[YOUR GOAL] Write out the whole listing again, exactly as given.

──────── INFORMATION PROVIDED ────────

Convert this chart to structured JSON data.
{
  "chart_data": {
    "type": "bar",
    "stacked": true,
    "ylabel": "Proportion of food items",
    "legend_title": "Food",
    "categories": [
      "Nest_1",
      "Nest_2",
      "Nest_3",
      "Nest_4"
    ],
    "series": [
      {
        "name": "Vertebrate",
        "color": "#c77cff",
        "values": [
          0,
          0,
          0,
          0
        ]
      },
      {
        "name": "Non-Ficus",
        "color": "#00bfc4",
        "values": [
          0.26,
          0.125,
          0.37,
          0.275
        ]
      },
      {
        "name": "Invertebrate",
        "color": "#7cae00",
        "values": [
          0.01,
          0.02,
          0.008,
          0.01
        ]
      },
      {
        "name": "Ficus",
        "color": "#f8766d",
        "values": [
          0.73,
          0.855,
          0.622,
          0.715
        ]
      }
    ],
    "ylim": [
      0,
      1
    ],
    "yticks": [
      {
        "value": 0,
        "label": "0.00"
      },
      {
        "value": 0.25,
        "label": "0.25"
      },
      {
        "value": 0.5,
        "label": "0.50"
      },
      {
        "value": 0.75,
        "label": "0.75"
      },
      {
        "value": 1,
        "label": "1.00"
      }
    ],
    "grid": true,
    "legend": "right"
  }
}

────────

[EXERCISE OUTPUT]
Convert this chart to structured JSON data.
{
  "chart_data": {
    "type": "bar",
    "stacked": true,
    "ylabel": "Proportion of food items",
    "legend_title": "Food",
    "categories": [
      "Nest_1",
      "Nest_2",
      "Nest_3",
      "Nest_4"
    ],
    "series": [
      {
        "name": "Vertebrate",
        "color": "#c77cff",
        "values": [
          0,
          0,
          0,
          0
        ]
      },
      {
        "name": "Non-Ficus",
        "color": "#00bfc4",
        "values": [
          0.26,
          0.125,
          0.37,
          0.275
        ]
      },
      {
        "name": "Invertebrate",
        "color": "#7cae00",
        "values": [
          0.01,
          0.02,
          0.008,
          0.01
        ]
      },
      {
        "name": "Ficus",
        "color": "#f8766d",
        "values": [
          0.73,
          0.855,
          0.622,
          0.715
        ]
      }
    ],
    "ylim": [
      0,
      1
    ],
    "yticks": [
      {
        "value": 0,
        "label": "0.00"
      },
      {
        "value": 0.25,
        "label": "0.25"
      },
      {
        "value": 0.5,
        "label": "0.50"
      },
      {
        "value": 0.75,
        "label": "0.75"
      },
      {
        "value": 1,
        "label": "1.00"
      }
    ],
    "grid": true,
    "legend": "right"
  }
}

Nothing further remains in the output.